═══ EXTRACTED ENTRIES ═══

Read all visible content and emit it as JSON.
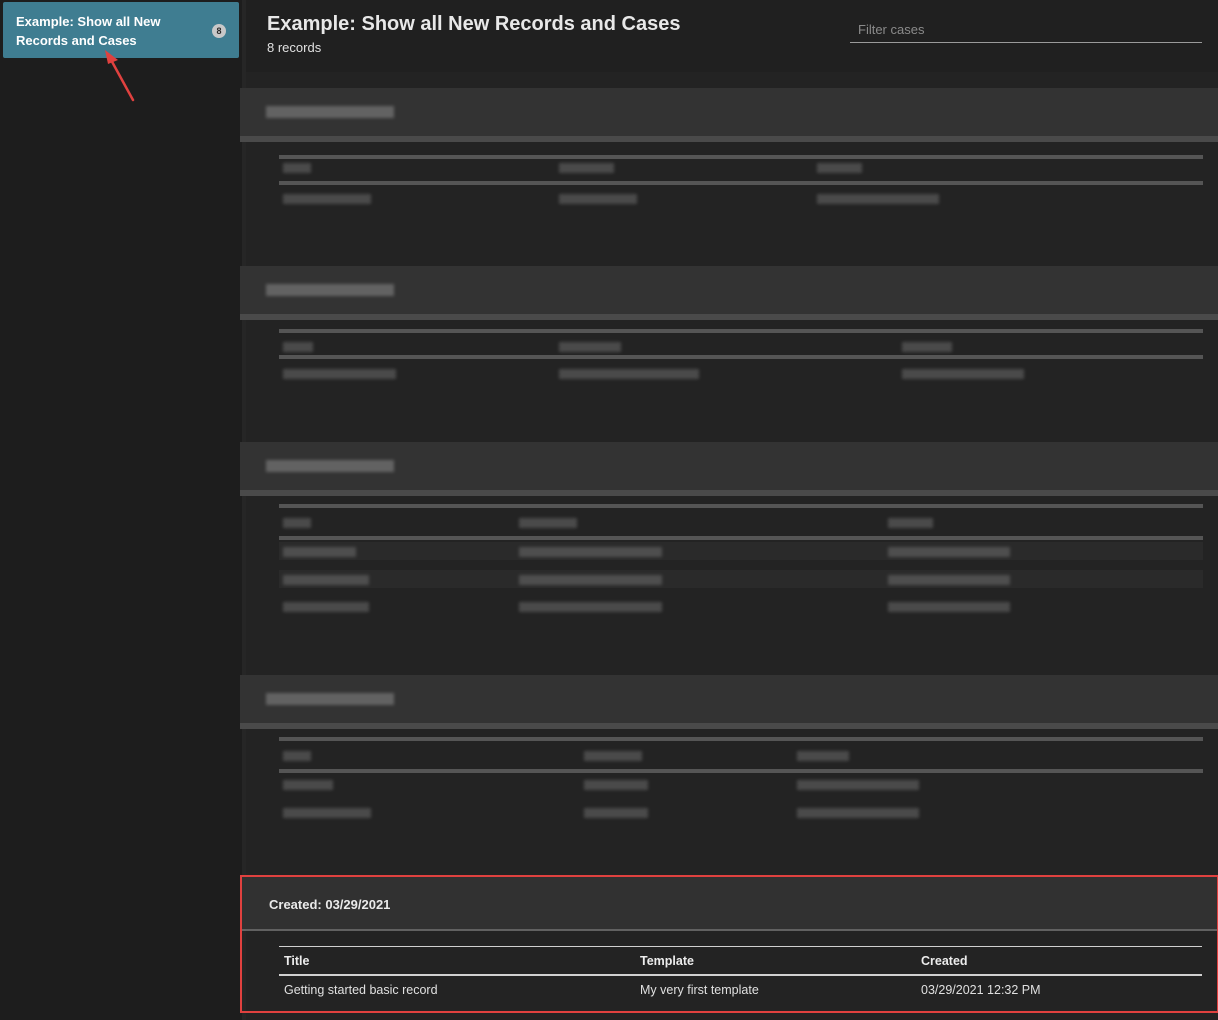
{
  "sidebar": {
    "view": {
      "label": "Example: Show all New Records and Cases",
      "count": "8"
    }
  },
  "header": {
    "title": "Example: Show all New Records and Cases",
    "record_count": "8 records",
    "filter_placeholder": "Filter cases"
  },
  "colors": {
    "accent": "#3f7d91",
    "highlight": "#e0413f",
    "annotation_arrow": "#e0413f"
  },
  "group": {
    "title": "Created: 03/29/2021",
    "columns": [
      "Title",
      "Template",
      "Created"
    ],
    "rows": [
      {
        "title": "Getting started basic record",
        "template": "My very first template",
        "created": "03/29/2021 12:32 PM"
      }
    ]
  }
}
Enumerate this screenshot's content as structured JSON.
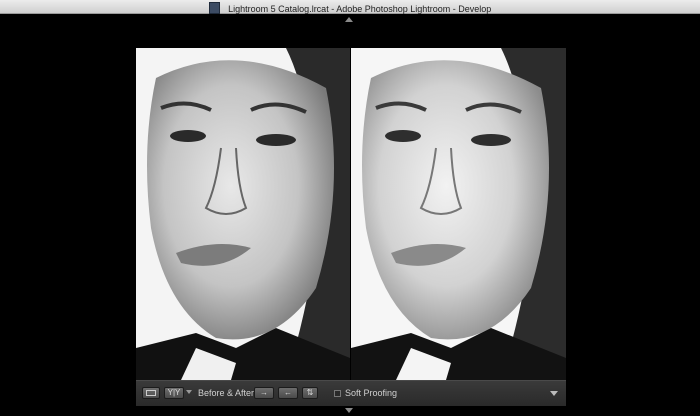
{
  "window": {
    "title": "Lightroom 5 Catalog.lrcat - Adobe Photoshop Lightroom - Develop"
  },
  "toolbar": {
    "view_toggle_label": "Y|Y",
    "before_after_label": "Before & After :",
    "copy_before_to_after": "→",
    "copy_after_to_before": "←",
    "swap_label": "⇅",
    "soft_proofing_label": "Soft Proofing",
    "soft_proofing_checked": false
  },
  "icons": {
    "doc": "document-icon",
    "loupe": "loupe-view-icon",
    "menu": "chevron-down-icon"
  }
}
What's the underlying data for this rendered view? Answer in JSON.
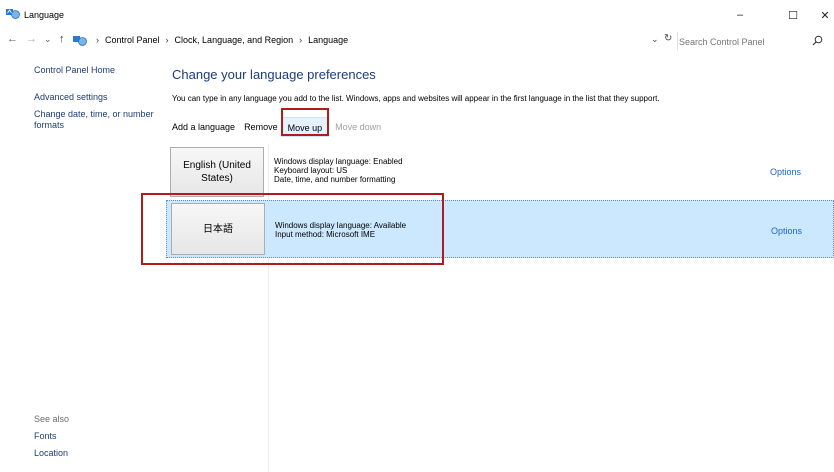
{
  "window": {
    "title": "Language",
    "minimize": "–",
    "maximize": "☐",
    "close": "✕"
  },
  "address": {
    "back": "←",
    "forward": "→",
    "recent": "⌄",
    "up": "↑",
    "crumbs": [
      "Control Panel",
      "Clock, Language, and Region",
      "Language"
    ],
    "search_placeholder": "Search Control Panel"
  },
  "left_pane": {
    "links": [
      "Control Panel Home",
      "Advanced settings",
      "Change date, time, or number formats"
    ],
    "see_also_heading": "See also",
    "see_also_links": [
      "Fonts",
      "Location"
    ]
  },
  "main": {
    "heading": "Change your language preferences",
    "description": "You can type in any language you add to the list. Windows, apps and websites will appear in the first language in the list that they support.",
    "toolbar": {
      "add": "Add a language",
      "remove": "Remove",
      "move_up": "Move up",
      "move_down": "Move down"
    },
    "languages": [
      {
        "name": "English (United States)",
        "details": [
          "Windows display language: Enabled",
          "Keyboard layout: US",
          "Date, time, and number formatting"
        ],
        "options": "Options"
      },
      {
        "name": "日本語",
        "details": [
          "Windows display language: Available",
          "Input method: Microsoft IME"
        ],
        "options": "Options"
      }
    ]
  },
  "colors": {
    "link": "#1e3c78",
    "options_link": "#1e64c8",
    "selected_row": "#cce8ff",
    "highlight": "#b01c1c"
  }
}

═══

- WRITTEN EXERCISE -
Search the entries for the word "JSON" and copy every line that has it.

- SOLUTION TO THE PROBLEM -
Read all visible content and emit it as JSON.
Enumerate this screenshot's content as structured JSON.
What's the underlying data for this rendered view? Answer in JSON.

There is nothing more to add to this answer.